To do.
- a) Please answer these questions from the column on the MDC-T campaign:
(i) What color does a man drape himself in, frightening market women away?
(ii) Which chapter of Revelation describes the "scarlet woman"?
(iii) Which company installed the electronic voter registration regime?
- b) Write the next few paragraphs of the column on the MDC-T campaign, picking up after its final sentence.

He went further: we would have been ousted, provoked a coup by the sheer magnitude of our ignorance, our ineptitude. I will not make reference to written admiration of the President by Chamisa; will not make reference to Sipepa Nkomo's open and public adulation of the President. Nor will I disclose what Mudzuri, then as a Minister of Government and MDC-T organising secretary, told me out there in a Nordic country, attending a major world Summit.
There is a way in which MDC-T, so inured to handholding - born to it in fact - dithers at the prospect of walking out and away alone, on its own. This is the heart of the matter, the reason we see it glued to the manifesto of its opposition in an electoral season, thereby risking damning pictures such as we had yesterday.
One would have thought the MDC-T is out to proffer an alternative vision for our society, not to ape and look overawed by Zanu-PF's. They are still under apprenticeship. And as is commonsensical, apprentices work under supervision. They don't run, they don't govern. A friend who e-mailed me this spectacular picture was too stunned to comment. All he could say was "honaiwo-ooo".
Enter the scarlet woman
The MDC-T campaign is in turmoil. It has hit a hard surface and the illusory denial, all along possible in situations of conjecture, is no longer sustainable in circumstances of sparse turnouts, circumstances where market women take off in absolute terror at the mere sight of a man who drapes himself in scarlet, itself biblically the colour of sin, the colour of promiscuity and gaudy pageantry. Recall the "scarlet woman" described in Revelation 17? She was a prostitute, a woman of loose morals, of easy virtue.
Do those working on the MDC-T brand ever stop to think about the susceptibilities they bring upon their leader whose own moral stature ranks redder than incarnadine? Tsvangirai has been attracting miserable numbers, a clear indication that between 1999 and now, the man has lost traction, and is worse than standstill. He is sliding back, shrinking fast.
Politically, lack of traction puts on the sour and surly face of bitter, finicky or fastidious complaints about anything, everything. You fault the process well ahead of it, so you build savings for an inevitable defeat which you must redeem through all manner of excuses, complaints. When a politician tells the world that this election which he has been resisting all along is already illegitimate before it starts, you must know he is out to spoil it, never to participate honestly.
This is the phase we are in, but a phase we must overcome. Clearly unsure of a win, and also conscious that another boycott will fracture the party even further, the MDC-T is in no mood to play constructive politics. It seeks to discredit the process, to rubbish the winner and craves for outside endorsement of that rubbishing. You grasp that; you understand MDC-T politics from now on.
Dabengwa's Nikuv
Sample this. We have had not less than three elections since 2002. We have held all these under an electronic voter registration regime installed by Nikuv International, an Israeli IT company.

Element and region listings
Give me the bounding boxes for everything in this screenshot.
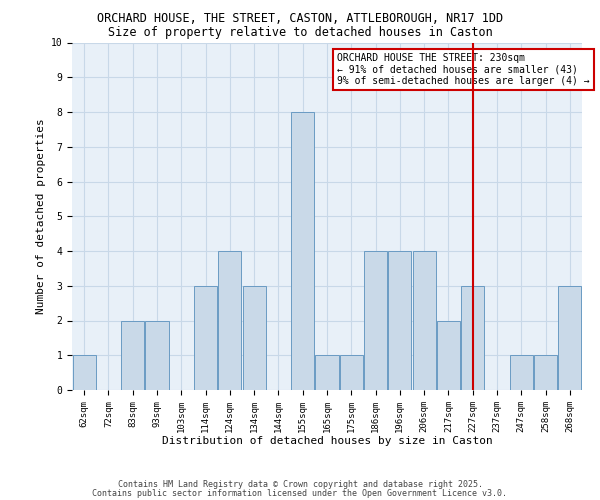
Text: Size of property relative to detached houses in Caston: Size of property relative to detached ho… [107,26,493,39]
Bar [413,251,436,390]
Text: ORCHARD HOUSE, THE STREET, CASTON, ATTLEBOROUGH, NR17 1DD: ORCHARD HOUSE, THE STREET, CASTON, ATTLE… [97,12,503,26]
Bar [388,251,412,390]
Bar [510,355,533,390]
Text: ORCHARD HOUSE THE STREET: 230sqm
← 91% of detached houses are smaller (43)
9% of: ORCHARD HOUSE THE STREET: 230sqm ← 91% o… [337,53,590,86]
Bar [291,112,314,390]
Text: Contains public sector information licensed under the Open Government Licence v3: Contains public sector information licen… [92,488,508,498]
Bar [121,320,144,390]
Bar [242,286,266,390]
Bar [364,251,387,390]
Text: Contains HM Land Registry data © Crown copyright and database right 2025.: Contains HM Land Registry data © Crown c… [118,480,482,489]
Bar [559,286,581,390]
Bar [437,320,460,390]
Bar [218,251,241,390]
Bar [534,355,557,390]
Bar [73,355,95,390]
Bar [461,286,484,390]
X-axis label: Distribution of detached houses by size in Caston: Distribution of detached houses by size … [161,436,493,446]
Y-axis label: Number of detached properties: Number of detached properties [37,118,46,314]
Bar [145,320,169,390]
Bar [316,355,338,390]
Bar [194,286,217,390]
Bar [340,355,363,390]
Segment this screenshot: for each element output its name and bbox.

Results.
- a)
(i) Scarlet
(ii) Revelation 17
(iii) Nikuv International, an Israeli IT company

- b)
That installation was done under the ministerial auspices of Dumiso Dabengwa, then Minister of Home Affairs under which the Registrar General's Office lies. This is the same Dabengwa, Tsvangirai has been working with, from as far back as 2007, if truth be told. And this is the same system under which Tsvangirai has competed for national office in the past, the very system Tsvangirai has been trying to hack through Topper Whitehead, his white operative. The system was not an issue in 2002; not an issue in 2005; not an issue in 2008. It is an issue today! We have moved a long way, very long indeed. You remember the days of outstanding issues? It has been a long walk to here.
Jukwa's hailed sample
Another sample. Since Independence, we have never had a bigger fraction of registered voters like we have now. We now have over 6 million eligible voters who have registered, out of about 6,7 million who are eligible. Our total population is nearly 13 million, which means half of our country has now registered to vote, may vote on the 31st July, all things being equal.
We have done well, very well against our past, done comparably well by Sadc standards. The MDC-T, all to rubbish this sterling effort, claims millions have been left out. Who should have got those millions to register? We have no laws that make registration mandatory. But there is also a righteous presumption that those left out are MDC-T supporters. How that presumption is arrived at, only a mind overcome by a defeat psychosis can say. I cannot fathom the reasoning. But fear does not have to be reasonable.
Of course that fear need not stop us from posing a basic question: How does a party happy and comfortable to generate an opinion survey result under the faceless Baba Jukwa, and out of a sample of a mere 4 005 respondents, suddenly fear a result from voters exceeding well beyond half of their full potential? Even the Freedom House, apart from having an address and a concrete face, had a bigger sample, employed more scientific methods, yet our heroes for democratic change still rejected the result!
The lie of Rudhaka
Any election campaign involves a measure of manipulation. I have no problem with that. But there is one basic rule for measuring popularity. Expectedly, any manifesto launch crowd is big, very big. It represents national mobilisation effort, which is why the MDC-T, leaving its hind unguarded, gave the game away by giving us a story of a vehicle wrecked in an accident. They expected sympathy, got it probably. But they forgot the wreck told us these were supporters coming from outside Marondera, which is why the Rudhaka crowds were misleading.
Rudhaka was all MDC-T can muster nationally. The same goes for Zanu-PF and their Zimbabwe Grounds crowds. The key test though is for parties to reproduce such crowds - or comparable crowds - in subsequent localised rallies. So far Tsvangirai has been struggling to reproduce Rudhaka, thereby exposing how much of a choreographed lie Rudhaka was.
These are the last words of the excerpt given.